Provided records:
## begin

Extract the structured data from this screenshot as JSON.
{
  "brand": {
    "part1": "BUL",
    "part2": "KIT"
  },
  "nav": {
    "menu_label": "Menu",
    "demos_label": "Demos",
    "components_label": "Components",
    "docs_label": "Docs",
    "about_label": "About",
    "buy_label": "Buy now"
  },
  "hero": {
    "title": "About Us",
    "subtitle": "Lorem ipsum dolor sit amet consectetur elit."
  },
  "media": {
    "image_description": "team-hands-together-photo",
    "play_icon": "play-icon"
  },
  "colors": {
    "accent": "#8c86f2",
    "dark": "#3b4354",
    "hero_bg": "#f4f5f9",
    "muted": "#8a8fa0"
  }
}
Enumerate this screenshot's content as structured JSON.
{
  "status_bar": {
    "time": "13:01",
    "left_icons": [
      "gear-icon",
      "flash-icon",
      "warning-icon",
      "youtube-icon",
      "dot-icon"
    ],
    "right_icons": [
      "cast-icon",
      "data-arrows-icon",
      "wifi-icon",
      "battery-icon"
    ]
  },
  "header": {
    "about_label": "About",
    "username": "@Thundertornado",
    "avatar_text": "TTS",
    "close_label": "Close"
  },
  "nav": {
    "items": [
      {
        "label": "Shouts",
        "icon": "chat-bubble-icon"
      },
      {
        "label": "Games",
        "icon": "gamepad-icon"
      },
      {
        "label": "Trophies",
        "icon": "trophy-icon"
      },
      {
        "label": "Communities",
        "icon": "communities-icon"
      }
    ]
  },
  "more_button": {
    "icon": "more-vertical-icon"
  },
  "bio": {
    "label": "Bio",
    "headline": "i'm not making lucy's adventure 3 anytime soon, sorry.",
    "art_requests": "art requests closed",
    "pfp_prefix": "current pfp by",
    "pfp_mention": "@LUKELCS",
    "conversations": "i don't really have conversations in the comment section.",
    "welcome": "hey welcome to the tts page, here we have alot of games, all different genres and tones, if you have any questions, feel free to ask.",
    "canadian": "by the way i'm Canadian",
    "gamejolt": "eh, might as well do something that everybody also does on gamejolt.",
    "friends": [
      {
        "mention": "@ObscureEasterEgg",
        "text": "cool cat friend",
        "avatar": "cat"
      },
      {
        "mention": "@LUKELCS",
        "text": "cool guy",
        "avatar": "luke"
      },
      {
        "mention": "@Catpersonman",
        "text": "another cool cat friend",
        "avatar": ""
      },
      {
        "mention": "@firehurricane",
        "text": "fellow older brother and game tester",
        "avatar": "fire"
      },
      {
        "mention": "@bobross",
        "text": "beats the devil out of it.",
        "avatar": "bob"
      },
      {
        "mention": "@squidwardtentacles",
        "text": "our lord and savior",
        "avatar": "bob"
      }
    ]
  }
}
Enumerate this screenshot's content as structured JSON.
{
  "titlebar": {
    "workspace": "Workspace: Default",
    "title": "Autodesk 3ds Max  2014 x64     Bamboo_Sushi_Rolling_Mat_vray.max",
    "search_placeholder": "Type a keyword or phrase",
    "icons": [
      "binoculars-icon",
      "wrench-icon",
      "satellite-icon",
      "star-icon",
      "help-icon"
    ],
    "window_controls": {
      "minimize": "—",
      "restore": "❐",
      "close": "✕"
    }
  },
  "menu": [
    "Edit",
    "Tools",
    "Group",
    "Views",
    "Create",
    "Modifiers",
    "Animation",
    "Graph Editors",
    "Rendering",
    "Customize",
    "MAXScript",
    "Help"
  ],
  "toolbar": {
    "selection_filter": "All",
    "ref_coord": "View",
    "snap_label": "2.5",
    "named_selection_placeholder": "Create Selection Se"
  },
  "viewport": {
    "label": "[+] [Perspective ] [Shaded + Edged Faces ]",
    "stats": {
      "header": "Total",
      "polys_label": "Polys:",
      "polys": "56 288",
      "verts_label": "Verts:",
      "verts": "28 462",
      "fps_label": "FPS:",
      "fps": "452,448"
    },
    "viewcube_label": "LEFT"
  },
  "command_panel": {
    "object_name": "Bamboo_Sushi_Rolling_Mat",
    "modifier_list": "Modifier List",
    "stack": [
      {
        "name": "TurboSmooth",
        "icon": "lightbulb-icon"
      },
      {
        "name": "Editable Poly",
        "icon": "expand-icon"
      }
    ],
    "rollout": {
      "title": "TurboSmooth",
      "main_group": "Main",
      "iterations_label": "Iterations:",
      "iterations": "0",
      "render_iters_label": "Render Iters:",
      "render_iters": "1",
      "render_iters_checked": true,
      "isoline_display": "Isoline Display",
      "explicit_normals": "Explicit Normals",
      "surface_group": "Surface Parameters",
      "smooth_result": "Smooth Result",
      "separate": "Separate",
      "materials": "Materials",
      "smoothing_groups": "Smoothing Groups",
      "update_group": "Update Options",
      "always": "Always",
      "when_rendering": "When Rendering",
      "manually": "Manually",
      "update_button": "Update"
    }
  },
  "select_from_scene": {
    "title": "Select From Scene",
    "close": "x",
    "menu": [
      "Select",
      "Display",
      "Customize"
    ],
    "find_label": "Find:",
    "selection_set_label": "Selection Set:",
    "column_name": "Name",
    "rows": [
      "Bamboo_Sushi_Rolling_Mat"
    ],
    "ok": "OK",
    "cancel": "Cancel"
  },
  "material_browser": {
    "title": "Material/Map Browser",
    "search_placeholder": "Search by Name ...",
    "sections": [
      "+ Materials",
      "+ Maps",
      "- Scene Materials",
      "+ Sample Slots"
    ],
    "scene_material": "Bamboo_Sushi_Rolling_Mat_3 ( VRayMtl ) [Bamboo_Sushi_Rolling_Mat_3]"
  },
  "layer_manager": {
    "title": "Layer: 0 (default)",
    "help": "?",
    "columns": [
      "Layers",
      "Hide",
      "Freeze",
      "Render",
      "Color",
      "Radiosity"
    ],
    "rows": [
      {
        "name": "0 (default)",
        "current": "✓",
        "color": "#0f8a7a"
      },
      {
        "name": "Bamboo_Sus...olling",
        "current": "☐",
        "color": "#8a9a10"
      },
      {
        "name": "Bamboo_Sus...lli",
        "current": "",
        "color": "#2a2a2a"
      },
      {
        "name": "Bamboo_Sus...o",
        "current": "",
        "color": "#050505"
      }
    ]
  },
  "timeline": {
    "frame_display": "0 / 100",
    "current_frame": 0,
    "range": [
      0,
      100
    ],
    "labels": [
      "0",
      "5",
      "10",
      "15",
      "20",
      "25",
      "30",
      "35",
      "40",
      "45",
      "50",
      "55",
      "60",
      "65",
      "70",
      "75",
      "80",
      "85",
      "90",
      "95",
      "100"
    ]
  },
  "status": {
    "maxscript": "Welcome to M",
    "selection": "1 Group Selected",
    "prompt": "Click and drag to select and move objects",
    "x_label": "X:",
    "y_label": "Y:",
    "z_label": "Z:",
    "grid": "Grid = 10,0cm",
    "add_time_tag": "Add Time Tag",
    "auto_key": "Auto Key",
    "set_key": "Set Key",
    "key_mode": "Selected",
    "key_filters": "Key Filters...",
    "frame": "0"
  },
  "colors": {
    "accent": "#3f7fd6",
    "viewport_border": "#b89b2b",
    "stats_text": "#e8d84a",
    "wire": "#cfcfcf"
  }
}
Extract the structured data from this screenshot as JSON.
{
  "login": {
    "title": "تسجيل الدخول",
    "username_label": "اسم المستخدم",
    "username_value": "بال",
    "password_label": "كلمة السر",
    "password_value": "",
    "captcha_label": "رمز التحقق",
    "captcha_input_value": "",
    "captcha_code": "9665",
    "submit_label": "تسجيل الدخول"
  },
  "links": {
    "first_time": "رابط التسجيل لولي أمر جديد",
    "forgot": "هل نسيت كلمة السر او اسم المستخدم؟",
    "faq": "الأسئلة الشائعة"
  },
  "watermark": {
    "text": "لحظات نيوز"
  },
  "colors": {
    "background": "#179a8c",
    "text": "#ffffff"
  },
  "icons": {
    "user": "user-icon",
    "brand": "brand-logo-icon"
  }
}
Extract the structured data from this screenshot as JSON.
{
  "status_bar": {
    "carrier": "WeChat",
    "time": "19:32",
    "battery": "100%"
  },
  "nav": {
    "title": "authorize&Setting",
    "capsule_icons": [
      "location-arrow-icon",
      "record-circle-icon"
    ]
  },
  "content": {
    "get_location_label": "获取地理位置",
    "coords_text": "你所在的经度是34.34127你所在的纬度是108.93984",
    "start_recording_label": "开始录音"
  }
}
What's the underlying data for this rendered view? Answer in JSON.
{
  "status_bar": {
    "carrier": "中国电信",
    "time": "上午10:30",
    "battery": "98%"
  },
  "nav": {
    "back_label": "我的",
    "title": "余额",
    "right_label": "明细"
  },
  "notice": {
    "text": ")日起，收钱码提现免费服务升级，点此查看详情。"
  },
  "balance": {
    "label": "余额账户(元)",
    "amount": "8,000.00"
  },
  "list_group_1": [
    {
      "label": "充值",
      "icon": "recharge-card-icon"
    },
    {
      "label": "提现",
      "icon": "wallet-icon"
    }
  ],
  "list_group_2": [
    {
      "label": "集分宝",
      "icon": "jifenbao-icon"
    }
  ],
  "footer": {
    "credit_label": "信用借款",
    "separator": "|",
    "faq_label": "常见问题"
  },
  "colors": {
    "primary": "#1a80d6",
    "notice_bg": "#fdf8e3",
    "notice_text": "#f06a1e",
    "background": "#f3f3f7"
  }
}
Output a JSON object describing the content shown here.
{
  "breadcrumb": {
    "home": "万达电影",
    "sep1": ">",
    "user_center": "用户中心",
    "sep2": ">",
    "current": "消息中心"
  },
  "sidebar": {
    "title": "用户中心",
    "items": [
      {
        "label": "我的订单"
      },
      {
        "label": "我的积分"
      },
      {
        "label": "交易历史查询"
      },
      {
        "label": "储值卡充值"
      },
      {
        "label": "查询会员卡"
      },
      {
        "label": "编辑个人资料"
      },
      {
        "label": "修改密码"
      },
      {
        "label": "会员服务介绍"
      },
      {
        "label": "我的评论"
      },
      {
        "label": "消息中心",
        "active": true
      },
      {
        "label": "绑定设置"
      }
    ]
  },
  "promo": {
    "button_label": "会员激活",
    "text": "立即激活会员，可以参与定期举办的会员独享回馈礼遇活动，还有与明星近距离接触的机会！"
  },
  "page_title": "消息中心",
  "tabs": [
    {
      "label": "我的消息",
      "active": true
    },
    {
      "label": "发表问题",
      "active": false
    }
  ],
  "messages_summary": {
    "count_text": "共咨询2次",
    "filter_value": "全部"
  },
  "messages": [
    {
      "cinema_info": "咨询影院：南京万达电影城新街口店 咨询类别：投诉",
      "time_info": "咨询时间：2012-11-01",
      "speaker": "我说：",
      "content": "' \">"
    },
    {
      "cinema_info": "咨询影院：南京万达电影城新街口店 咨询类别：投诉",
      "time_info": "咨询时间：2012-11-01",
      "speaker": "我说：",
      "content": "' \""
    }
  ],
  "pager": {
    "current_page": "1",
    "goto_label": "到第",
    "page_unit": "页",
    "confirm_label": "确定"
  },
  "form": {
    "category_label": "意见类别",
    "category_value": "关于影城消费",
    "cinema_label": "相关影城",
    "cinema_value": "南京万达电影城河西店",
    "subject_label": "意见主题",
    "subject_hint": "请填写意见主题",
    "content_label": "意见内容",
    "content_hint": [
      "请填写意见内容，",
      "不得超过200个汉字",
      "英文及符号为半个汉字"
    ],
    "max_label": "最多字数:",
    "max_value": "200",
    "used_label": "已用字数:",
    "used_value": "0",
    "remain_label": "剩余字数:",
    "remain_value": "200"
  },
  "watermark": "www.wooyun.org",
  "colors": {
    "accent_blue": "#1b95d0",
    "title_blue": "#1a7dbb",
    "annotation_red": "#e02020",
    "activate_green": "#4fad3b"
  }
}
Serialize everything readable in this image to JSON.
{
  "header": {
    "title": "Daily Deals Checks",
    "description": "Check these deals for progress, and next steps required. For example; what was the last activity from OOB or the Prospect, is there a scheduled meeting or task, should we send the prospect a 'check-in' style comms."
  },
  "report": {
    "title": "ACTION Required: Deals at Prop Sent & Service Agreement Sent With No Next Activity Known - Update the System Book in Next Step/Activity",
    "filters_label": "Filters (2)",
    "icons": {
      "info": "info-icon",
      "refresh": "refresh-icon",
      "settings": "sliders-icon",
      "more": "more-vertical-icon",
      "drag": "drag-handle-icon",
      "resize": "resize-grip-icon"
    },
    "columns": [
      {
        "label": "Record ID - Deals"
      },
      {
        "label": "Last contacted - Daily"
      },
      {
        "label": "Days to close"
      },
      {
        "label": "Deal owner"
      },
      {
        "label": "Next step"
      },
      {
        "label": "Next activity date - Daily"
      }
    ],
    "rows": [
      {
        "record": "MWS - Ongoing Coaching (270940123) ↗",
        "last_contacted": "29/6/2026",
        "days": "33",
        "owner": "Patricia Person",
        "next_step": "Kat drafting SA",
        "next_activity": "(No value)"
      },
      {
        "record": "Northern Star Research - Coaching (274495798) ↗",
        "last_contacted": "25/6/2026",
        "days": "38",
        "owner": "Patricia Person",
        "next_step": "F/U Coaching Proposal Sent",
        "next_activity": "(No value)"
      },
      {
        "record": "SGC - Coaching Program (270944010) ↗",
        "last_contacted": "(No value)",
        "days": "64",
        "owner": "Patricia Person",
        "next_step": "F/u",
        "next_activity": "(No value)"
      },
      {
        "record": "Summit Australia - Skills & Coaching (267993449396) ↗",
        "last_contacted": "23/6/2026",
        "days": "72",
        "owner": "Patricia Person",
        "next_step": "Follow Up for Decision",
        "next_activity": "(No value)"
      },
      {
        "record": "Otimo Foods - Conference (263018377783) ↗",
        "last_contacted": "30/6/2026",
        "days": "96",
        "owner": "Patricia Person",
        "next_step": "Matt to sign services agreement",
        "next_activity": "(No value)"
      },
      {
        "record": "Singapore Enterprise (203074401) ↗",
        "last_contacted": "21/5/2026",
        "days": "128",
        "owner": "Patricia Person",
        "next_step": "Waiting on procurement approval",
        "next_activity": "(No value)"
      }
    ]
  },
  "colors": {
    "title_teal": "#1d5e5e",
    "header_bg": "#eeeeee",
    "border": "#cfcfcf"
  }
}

## end

Task directions:
From the data above, copy out every line with the string "Create" in it.

Result of the task:
    "Create",
    "named_selection_placeholder": "Create Selection Se"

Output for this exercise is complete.